■ **Task statement**
Of the lines in this material, how many contain "використання"? Answer with a single number only.

--- begin ---

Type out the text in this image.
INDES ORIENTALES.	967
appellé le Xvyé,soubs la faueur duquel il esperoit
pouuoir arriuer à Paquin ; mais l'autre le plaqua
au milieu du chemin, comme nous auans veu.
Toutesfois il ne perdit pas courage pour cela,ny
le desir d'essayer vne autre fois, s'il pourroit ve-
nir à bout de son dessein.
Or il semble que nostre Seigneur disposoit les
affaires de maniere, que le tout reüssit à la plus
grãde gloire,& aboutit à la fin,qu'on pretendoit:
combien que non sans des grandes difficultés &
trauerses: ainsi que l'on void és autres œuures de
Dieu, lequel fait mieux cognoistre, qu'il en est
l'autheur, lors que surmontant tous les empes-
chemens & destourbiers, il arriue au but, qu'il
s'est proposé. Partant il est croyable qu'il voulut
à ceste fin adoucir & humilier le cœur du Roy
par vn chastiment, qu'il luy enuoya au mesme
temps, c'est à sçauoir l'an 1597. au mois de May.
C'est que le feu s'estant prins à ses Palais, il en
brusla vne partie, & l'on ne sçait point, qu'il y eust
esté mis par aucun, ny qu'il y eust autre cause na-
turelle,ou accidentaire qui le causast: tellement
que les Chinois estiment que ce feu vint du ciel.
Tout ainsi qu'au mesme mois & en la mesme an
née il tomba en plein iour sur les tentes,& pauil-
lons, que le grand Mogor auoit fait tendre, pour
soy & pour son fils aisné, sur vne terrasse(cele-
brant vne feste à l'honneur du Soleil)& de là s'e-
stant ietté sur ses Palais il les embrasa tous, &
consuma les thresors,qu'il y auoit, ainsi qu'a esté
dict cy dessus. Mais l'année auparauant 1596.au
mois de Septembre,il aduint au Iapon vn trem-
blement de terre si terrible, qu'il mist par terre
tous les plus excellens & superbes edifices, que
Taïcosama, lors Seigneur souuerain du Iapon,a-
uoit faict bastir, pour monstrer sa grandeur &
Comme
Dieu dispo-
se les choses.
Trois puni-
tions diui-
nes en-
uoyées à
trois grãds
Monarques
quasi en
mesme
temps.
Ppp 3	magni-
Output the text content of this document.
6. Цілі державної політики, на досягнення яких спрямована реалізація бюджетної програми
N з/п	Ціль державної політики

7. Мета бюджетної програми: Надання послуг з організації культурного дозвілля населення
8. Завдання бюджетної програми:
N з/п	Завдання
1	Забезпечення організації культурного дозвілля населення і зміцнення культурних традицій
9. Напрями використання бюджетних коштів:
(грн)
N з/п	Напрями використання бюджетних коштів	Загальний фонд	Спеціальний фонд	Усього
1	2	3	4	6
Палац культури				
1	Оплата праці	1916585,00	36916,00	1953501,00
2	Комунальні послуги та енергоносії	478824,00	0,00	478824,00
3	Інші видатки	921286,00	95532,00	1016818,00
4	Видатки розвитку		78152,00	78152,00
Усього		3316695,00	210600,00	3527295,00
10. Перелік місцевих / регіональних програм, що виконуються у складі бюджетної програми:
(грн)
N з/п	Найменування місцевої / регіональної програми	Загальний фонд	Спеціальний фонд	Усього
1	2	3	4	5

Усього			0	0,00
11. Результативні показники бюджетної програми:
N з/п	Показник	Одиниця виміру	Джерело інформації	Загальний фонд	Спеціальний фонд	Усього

--- end ---

■ **Expected answer**
2